→ WHAT YOU NEED TO DO
Output every entry exactly, from the first line to the last.

Stored data:
==*==

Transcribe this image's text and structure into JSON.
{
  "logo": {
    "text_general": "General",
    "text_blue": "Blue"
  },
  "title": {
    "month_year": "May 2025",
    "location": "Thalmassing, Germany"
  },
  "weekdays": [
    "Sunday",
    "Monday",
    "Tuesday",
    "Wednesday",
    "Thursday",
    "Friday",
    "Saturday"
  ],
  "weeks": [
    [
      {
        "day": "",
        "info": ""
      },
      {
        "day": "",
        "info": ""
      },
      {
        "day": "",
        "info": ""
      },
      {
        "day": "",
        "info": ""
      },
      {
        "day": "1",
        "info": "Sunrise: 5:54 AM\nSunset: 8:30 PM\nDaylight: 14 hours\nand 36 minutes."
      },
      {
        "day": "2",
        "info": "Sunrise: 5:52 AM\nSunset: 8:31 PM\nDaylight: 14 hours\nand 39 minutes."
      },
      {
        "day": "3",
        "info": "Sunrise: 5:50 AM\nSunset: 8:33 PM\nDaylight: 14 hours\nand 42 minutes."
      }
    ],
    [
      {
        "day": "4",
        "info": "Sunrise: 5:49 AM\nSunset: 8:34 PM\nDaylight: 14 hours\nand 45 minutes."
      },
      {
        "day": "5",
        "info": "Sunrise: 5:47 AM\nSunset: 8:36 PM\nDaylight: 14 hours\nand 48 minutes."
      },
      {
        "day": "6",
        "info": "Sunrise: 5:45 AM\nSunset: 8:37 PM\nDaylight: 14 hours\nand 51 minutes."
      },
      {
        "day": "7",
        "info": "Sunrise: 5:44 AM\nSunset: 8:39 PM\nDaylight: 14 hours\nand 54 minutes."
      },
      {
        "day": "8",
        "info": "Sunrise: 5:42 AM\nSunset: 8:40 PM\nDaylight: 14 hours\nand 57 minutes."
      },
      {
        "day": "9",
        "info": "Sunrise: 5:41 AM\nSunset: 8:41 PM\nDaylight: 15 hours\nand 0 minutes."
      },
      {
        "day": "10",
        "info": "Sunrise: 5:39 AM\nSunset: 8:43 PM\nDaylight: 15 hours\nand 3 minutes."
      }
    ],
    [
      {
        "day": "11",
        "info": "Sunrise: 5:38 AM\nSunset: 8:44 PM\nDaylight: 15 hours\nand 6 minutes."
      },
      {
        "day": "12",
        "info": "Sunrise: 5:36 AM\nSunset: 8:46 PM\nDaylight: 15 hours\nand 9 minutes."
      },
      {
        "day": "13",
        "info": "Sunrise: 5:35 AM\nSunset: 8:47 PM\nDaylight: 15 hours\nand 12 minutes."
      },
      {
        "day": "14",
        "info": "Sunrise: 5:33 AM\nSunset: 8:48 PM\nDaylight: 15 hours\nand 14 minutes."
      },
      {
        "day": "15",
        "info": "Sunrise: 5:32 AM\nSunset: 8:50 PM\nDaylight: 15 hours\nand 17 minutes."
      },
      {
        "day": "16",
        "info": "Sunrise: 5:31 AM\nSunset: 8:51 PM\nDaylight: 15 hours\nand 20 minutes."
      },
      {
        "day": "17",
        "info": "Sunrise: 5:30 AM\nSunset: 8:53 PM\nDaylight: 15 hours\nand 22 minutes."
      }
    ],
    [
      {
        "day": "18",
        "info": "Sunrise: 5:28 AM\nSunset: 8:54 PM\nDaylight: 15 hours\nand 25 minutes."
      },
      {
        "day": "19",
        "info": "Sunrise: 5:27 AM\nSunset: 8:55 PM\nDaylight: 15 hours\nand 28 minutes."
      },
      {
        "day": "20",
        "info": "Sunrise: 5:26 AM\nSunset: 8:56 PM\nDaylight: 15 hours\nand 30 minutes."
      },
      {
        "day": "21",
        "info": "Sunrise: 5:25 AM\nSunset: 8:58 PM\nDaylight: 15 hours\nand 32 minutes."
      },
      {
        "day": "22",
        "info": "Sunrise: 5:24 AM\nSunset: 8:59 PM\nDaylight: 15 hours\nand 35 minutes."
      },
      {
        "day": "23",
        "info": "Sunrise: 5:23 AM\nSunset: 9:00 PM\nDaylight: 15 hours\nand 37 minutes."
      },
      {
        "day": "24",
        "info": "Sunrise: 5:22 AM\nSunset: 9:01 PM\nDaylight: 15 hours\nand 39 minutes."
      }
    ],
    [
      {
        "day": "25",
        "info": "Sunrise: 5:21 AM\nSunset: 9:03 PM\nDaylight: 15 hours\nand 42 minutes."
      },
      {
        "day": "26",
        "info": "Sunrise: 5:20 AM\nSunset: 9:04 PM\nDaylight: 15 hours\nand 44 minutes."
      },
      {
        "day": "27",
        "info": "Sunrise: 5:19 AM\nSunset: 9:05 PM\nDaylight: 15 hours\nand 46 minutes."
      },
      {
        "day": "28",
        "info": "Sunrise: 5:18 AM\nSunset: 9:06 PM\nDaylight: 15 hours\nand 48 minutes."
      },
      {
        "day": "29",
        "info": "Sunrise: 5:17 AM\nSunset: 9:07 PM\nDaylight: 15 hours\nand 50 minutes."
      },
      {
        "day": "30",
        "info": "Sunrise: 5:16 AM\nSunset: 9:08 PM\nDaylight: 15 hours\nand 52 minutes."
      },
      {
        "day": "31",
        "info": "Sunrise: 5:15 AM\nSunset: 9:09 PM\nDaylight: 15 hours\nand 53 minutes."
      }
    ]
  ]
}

==*==

→ ANSWER IN FULL
Transcribe this image's text and structure into JSON.
{
  "logo": {
    "text_general": "General",
    "text_blue": "Blue"
  },
  "title": {
    "month_year": "May 2025",
    "location": "Thalmassing, Germany"
  },
  "weekdays": [
    "Sunday",
    "Monday",
    "Tuesday",
    "Wednesday",
    "Thursday",
    "Friday",
    "Saturday"
  ],
  "weeks": [
    [
      {
        "day": "",
        "info": ""
      },
      {
        "day": "",
        "info": ""
      },
      {
        "day": "",
        "info": ""
      },
      {
        "day": "",
        "info": ""
      },
      {
        "day": "1",
        "info": "Sunrise: 5:54 AM\nSunset: 8:30 PM\nDaylight: 14 hours\nand 36 minutes."
      },
      {
        "day": "2",
        "info": "Sunrise: 5:52 AM\nSunset: 8:31 PM\nDaylight: 14 hours\nand 39 minutes."
      },
      {
        "day": "3",
        "info": "Sunrise: 5:50 AM\nSunset: 8:33 PM\nDaylight: 14 hours\nand 42 minutes."
      }
    ],
    [
      {
        "day": "4",
        "info": "Sunrise: 5:49 AM\nSunset: 8:34 PM\nDaylight: 14 hours\nand 45 minutes."
      },
      {
        "day": "5",
        "info": "Sunrise: 5:47 AM\nSunset: 8:36 PM\nDaylight: 14 hours\nand 48 minutes."
      },
      {
        "day": "6",
        "info": "Sunrise: 5:45 AM\nSunset: 8:37 PM\nDaylight: 14 hours\nand 51 minutes."
      },
      {
        "day": "7",
        "info": "Sunrise: 5:44 AM\nSunset: 8:39 PM\nDaylight: 14 hours\nand 54 minutes."
      },
      {
        "day": "8",
        "info": "Sunrise: 5:42 AM\nSunset: 8:40 PM\nDaylight: 14 hours\nand 57 minutes."
      },
      {
        "day": "9",
        "info": "Sunrise: 5:41 AM\nSunset: 8:41 PM\nDaylight: 15 hours\nand 0 minutes."
      },
      {
        "day": "10",
        "info": "Sunrise: 5:39 AM\nSunset: 8:43 PM\nDaylight: 15 hours\nand 3 minutes."
      }
    ],
    [
      {
        "day": "11",
        "info": "Sunrise: 5:38 AM\nSunset: 8:44 PM\nDaylight: 15 hours\nand 6 minutes."
      },
      {
        "day": "12",
        "info": "Sunrise: 5:36 AM\nSunset: 8:46 PM\nDaylight: 15 hours\nand 9 minutes."
      },
      {
        "day": "13",
        "info": "Sunrise: 5:35 AM\nSunset: 8:47 PM\nDaylight: 15 hours\nand 12 minutes."
      },
      {
        "day": "14",
        "info": "Sunrise: 5:33 AM\nSunset: 8:48 PM\nDaylight: 15 hours\nand 14 minutes."
      },
      {
        "day": "15",
        "info": "Sunrise: 5:32 AM\nSunset: 8:50 PM\nDaylight: 15 hours\nand 17 minutes."
      },
      {
        "day": "16",
        "info": "Sunrise: 5:31 AM\nSunset: 8:51 PM\nDaylight: 15 hours\nand 20 minutes."
      },
      {
        "day": "17",
        "info": "Sunrise: 5:30 AM\nSunset: 8:53 PM\nDaylight: 15 hours\nand 22 minutes."
      }
    ],
    [
      {
        "day": "18",
        "info": "Sunrise: 5:28 AM\nSunset: 8:54 PM\nDaylight: 15 hours\nand 25 minutes."
      },
      {
        "day": "19",
        "info": "Sunrise: 5:27 AM\nSunset: 8:55 PM\nDaylight: 15 hours\nand 28 minutes."
      },
      {
        "day": "20",
        "info": "Sunrise: 5:26 AM\nSunset: 8:56 PM\nDaylight: 15 hours\nand 30 minutes."
      },
      {
        "day": "21",
        "info": "Sunrise: 5:25 AM\nSunset: 8:58 PM\nDaylight: 15 hours\nand 32 minutes."
      },
      {
        "day": "22",
        "info": "Sunrise: 5:24 AM\nSunset: 8:59 PM\nDaylight: 15 hours\nand 35 minutes."
      },
      {
        "day": "23",
        "info": "Sunrise: 5:23 AM\nSunset: 9:00 PM\nDaylight: 15 hours\nand 37 minutes."
      },
      {
        "day": "24",
        "info": "Sunrise: 5:22 AM\nSunset: 9:01 PM\nDaylight: 15 hours\nand 39 minutes."
      }
    ],
    [
      {
        "day": "25",
        "info": "Sunrise: 5:21 AM\nSunset: 9:03 PM\nDaylight: 15 hours\nand 42 minutes."
      },
      {
        "day": "26",
        "info": "Sunrise: 5:20 AM\nSunset: 9:04 PM\nDaylight: 15 hours\nand 44 minutes."
      },
      {
        "day": "27",
        "info": "Sunrise: 5:19 AM\nSunset: 9:05 PM\nDaylight: 15 hours\nand 46 minutes."
      },
      {
        "day": "28",
        "info": "Sunrise: 5:18 AM\nSunset: 9:06 PM\nDaylight: 15 hours\nand 48 minutes."
      },
      {
        "day": "29",
        "info": "Sunrise: 5:17 AM\nSunset: 9:07 PM\nDaylight: 15 hours\nand 50 minutes."
      },
      {
        "day": "30",
        "info": "Sunrise: 5:16 AM\nSunset: 9:08 PM\nDaylight: 15 hours\nand 52 minutes."
      },
      {
        "day": "31",
        "info": "Sunrise: 5:15 AM\nSunset: 9:09 PM\nDaylight: 15 hours\nand 53 minutes."
      }
    ]
  ]
}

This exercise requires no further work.